▶ **DIRECTIVE**: Repeat the listing in full, exactly as it stands.

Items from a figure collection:

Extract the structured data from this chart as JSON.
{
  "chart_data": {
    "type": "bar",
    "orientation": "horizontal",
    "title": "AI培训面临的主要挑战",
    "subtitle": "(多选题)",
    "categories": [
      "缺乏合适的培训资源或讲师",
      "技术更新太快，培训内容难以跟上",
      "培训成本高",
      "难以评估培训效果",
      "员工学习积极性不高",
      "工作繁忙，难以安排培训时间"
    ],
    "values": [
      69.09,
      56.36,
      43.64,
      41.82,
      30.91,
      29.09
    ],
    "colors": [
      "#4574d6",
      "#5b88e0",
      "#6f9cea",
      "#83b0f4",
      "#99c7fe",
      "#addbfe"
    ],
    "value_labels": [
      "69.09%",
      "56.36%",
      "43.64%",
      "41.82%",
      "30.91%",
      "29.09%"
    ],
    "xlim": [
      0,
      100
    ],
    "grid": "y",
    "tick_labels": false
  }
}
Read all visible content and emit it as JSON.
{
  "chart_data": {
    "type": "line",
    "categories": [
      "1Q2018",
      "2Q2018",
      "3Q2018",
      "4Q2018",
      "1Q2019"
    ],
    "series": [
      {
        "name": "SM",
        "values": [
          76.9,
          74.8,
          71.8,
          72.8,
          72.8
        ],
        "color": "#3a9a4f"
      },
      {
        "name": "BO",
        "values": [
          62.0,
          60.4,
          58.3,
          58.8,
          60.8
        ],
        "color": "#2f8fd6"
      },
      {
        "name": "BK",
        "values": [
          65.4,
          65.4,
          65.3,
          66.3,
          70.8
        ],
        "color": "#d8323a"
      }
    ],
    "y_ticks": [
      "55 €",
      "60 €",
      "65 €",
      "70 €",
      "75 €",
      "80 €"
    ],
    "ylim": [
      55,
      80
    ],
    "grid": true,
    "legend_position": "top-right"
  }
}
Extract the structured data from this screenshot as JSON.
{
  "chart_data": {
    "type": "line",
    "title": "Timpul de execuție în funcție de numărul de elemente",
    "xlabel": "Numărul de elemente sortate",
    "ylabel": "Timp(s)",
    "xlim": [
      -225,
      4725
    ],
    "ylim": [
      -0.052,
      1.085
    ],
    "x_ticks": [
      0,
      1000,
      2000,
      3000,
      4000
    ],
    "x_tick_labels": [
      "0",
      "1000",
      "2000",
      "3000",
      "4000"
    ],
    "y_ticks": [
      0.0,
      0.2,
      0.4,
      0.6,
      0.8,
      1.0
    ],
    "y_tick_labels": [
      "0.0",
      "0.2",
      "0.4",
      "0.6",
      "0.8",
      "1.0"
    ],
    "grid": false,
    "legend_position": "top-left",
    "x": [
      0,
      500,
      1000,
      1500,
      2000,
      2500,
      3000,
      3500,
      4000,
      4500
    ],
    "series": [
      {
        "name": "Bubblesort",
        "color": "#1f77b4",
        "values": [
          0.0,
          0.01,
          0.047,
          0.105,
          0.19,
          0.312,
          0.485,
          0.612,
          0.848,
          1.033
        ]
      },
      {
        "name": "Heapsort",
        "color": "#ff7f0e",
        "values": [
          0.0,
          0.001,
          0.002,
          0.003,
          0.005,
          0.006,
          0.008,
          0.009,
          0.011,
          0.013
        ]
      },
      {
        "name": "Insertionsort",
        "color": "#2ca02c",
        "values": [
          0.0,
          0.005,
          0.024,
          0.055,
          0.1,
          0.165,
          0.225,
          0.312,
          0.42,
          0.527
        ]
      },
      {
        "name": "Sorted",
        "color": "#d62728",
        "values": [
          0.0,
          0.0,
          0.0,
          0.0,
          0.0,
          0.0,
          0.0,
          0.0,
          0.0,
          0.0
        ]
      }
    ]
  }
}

▶ **TASK RESPONSE**:
Extract the structured data from this chart as JSON.
{
  "chart_data": {
    "type": "bar",
    "orientation": "horizontal",
    "title": "AI培训面临的主要挑战",
    "subtitle": "(多选题)",
    "categories": [
      "缺乏合适的培训资源或讲师",
      "技术更新太快，培训内容难以跟上",
      "培训成本高",
      "难以评估培训效果",
      "员工学习积极性不高",
      "工作繁忙，难以安排培训时间"
    ],
    "values": [
      69.09,
      56.36,
      43.64,
      41.82,
      30.91,
      29.09
    ],
    "colors": [
      "#4574d6",
      "#5b88e0",
      "#6f9cea",
      "#83b0f4",
      "#99c7fe",
      "#addbfe"
    ],
    "value_labels": [
      "69.09%",
      "56.36%",
      "43.64%",
      "41.82%",
      "30.91%",
      "29.09%"
    ],
    "xlim": [
      0,
      100
    ],
    "grid": "y",
    "tick_labels": false
  }
}
Read all visible content and emit it as JSON.
{
  "chart_data": {
    "type": "line",
    "categories": [
      "1Q2018",
      "2Q2018",
      "3Q2018",
      "4Q2018",
      "1Q2019"
    ],
    "series": [
      {
        "name": "SM",
        "values": [
          76.9,
          74.8,
          71.8,
          72.8,
          72.8
        ],
        "color": "#3a9a4f"
      },
      {
        "name": "BO",
        "values": [
          62.0,
          60.4,
          58.3,
          58.8,
          60.8
        ],
        "color": "#2f8fd6"
      },
      {
        "name": "BK",
        "values": [
          65.4,
          65.4,
          65.3,
          66.3,
          70.8
        ],
        "color": "#d8323a"
      }
    ],
    "y_ticks": [
      "55 €",
      "60 €",
      "65 €",
      "70 €",
      "75 €",
      "80 €"
    ],
    "ylim": [
      55,
      80
    ],
    "grid": true,
    "legend_position": "top-right"
  }
}
Extract the structured data from this screenshot as JSON.
{
  "chart_data": {
    "type": "line",
    "title": "Timpul de execuție în funcție de numărul de elemente",
    "xlabel": "Numărul de elemente sortate",
    "ylabel": "Timp(s)",
    "xlim": [
      -225,
      4725
    ],
    "ylim": [
      -0.052,
      1.085
    ],
    "x_ticks": [
      0,
      1000,
      2000,
      3000,
      4000
    ],
    "x_tick_labels": [
      "0",
      "1000",
      "2000",
      "3000",
      "4000"
    ],
    "y_ticks": [
      0.0,
      0.2,
      0.4,
      0.6,
      0.8,
      1.0
    ],
    "y_tick_labels": [
      "0.0",
      "0.2",
      "0.4",
      "0.6",
      "0.8",
      "1.0"
    ],
    "grid": false,
    "legend_position": "top-left",
    "x": [
      0,
      500,
      1000,
      1500,
      2000,
      2500,
      3000,
      3500,
      4000,
      4500
    ],
    "series": [
      {
        "name": "Bubblesort",
        "color": "#1f77b4",
        "values": [
          0.0,
          0.01,
          0.047,
          0.105,
          0.19,
          0.312,
          0.485,
          0.612,
          0.848,
          1.033
        ]
      },
      {
        "name": "Heapsort",
        "color": "#ff7f0e",
        "values": [
          0.0,
          0.001,
          0.002,
          0.003,
          0.005,
          0.006,
          0.008,
          0.009,
          0.011,
          0.013
        ]
      },
      {
        "name": "Insertionsort",
        "color": "#2ca02c",
        "values": [
          0.0,
          0.005,
          0.024,
          0.055,
          0.1,
          0.165,
          0.225,
          0.312,
          0.42,
          0.527
        ]
      },
      {
        "name": "Sorted",
        "color": "#d62728",
        "values": [
          0.0,
          0.0,
          0.0,
          0.0,
          0.0,
          0.0,
          0.0,
          0.0,
          0.0,
          0.0
        ]
      }
    ]
  }
}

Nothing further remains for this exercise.